Entries from a dataset:
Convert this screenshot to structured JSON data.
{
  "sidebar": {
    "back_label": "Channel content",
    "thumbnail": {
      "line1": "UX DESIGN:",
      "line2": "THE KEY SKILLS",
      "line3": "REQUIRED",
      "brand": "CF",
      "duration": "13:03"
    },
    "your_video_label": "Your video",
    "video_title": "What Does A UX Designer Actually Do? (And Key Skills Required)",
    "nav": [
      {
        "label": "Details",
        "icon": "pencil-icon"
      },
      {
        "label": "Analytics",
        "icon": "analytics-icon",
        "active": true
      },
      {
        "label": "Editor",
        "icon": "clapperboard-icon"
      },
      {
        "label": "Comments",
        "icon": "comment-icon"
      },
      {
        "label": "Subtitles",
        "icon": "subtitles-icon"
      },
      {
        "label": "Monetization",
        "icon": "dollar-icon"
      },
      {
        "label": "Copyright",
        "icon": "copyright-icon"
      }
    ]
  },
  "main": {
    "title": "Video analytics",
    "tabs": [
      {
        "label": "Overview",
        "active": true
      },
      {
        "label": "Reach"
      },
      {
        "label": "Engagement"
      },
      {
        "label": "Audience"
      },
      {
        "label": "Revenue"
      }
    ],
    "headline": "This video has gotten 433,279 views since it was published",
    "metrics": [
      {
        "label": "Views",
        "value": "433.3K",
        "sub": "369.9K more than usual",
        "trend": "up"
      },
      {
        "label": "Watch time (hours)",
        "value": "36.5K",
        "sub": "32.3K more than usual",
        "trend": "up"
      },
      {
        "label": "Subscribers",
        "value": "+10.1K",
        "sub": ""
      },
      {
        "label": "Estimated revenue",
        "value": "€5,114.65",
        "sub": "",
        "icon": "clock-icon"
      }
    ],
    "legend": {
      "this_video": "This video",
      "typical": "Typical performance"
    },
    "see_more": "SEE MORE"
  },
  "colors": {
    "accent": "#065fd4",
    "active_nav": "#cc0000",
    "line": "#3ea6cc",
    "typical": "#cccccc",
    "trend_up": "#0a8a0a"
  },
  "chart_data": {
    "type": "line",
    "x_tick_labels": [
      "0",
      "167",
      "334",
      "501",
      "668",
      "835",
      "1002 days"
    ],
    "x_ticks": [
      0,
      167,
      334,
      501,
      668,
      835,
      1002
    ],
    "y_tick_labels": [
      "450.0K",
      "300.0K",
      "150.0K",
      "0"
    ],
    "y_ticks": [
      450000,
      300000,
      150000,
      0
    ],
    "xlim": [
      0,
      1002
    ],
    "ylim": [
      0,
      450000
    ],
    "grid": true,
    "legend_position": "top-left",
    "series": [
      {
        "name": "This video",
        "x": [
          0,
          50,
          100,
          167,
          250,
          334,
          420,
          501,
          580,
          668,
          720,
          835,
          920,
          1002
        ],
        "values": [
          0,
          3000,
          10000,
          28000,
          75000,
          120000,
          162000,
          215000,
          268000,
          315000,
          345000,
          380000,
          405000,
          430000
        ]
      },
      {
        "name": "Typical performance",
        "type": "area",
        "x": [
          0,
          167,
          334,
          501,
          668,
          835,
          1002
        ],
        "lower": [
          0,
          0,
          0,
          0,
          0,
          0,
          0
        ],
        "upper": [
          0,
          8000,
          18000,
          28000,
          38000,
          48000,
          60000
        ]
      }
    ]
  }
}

Objective: Your task is to retype all of the records exactly.

Expected answer:
Convert this screenshot to structured JSON data.
{
  "sidebar": {
    "back_label": "Channel content",
    "thumbnail": {
      "line1": "UX DESIGN:",
      "line2": "THE KEY SKILLS",
      "line3": "REQUIRED",
      "brand": "CF",
      "duration": "13:03"
    },
    "your_video_label": "Your video",
    "video_title": "What Does A UX Designer Actually Do? (And Key Skills Required)",
    "nav": [
      {
        "label": "Details",
        "icon": "pencil-icon"
      },
      {
        "label": "Analytics",
        "icon": "analytics-icon",
        "active": true
      },
      {
        "label": "Editor",
        "icon": "clapperboard-icon"
      },
      {
        "label": "Comments",
        "icon": "comment-icon"
      },
      {
        "label": "Subtitles",
        "icon": "subtitles-icon"
      },
      {
        "label": "Monetization",
        "icon": "dollar-icon"
      },
      {
        "label": "Copyright",
        "icon": "copyright-icon"
      }
    ]
  },
  "main": {
    "title": "Video analytics",
    "tabs": [
      {
        "label": "Overview",
        "active": true
      },
      {
        "label": "Reach"
      },
      {
        "label": "Engagement"
      },
      {
        "label": "Audience"
      },
      {
        "label": "Revenue"
      }
    ],
    "headline": "This video has gotten 433,279 views since it was published",
    "metrics": [
      {
        "label": "Views",
        "value": "433.3K",
        "sub": "369.9K more than usual",
        "trend": "up"
      },
      {
        "label": "Watch time (hours)",
        "value": "36.5K",
        "sub": "32.3K more than usual",
        "trend": "up"
      },
      {
        "label": "Subscribers",
        "value": "+10.1K",
        "sub": ""
      },
      {
        "label": "Estimated revenue",
        "value": "€5,114.65",
        "sub": "",
        "icon": "clock-icon"
      }
    ],
    "legend": {
      "this_video": "This video",
      "typical": "Typical performance"
    },
    "see_more": "SEE MORE"
  },
  "colors": {
    "accent": "#065fd4",
    "active_nav": "#cc0000",
    "line": "#3ea6cc",
    "typical": "#cccccc",
    "trend_up": "#0a8a0a"
  },
  "chart_data": {
    "type": "line",
    "x_tick_labels": [
      "0",
      "167",
      "334",
      "501",
      "668",
      "835",
      "1002 days"
    ],
    "x_ticks": [
      0,
      167,
      334,
      501,
      668,
      835,
      1002
    ],
    "y_tick_labels": [
      "450.0K",
      "300.0K",
      "150.0K",
      "0"
    ],
    "y_ticks": [
      450000,
      300000,
      150000,
      0
    ],
    "xlim": [
      0,
      1002
    ],
    "ylim": [
      0,
      450000
    ],
    "grid": true,
    "legend_position": "top-left",
    "series": [
      {
        "name": "This video",
        "x": [
          0,
          50,
          100,
          167,
          250,
          334,
          420,
          501,
          580,
          668,
          720,
          835,
          920,
          1002
        ],
        "values": [
          0,
          3000,
          10000,
          28000,
          75000,
          120000,
          162000,
          215000,
          268000,
          315000,
          345000,
          380000,
          405000,
          430000
        ]
      },
      {
        "name": "Typical performance",
        "type": "area",
        "x": [
          0,
          167,
          334,
          501,
          668,
          835,
          1002
        ],
        "lower": [
          0,
          0,
          0,
          0,
          0,
          0,
          0
        ],
        "upper": [
          0,
          8000,
          18000,
          28000,
          38000,
          48000,
          60000
        ]
      }
    ]
  }
}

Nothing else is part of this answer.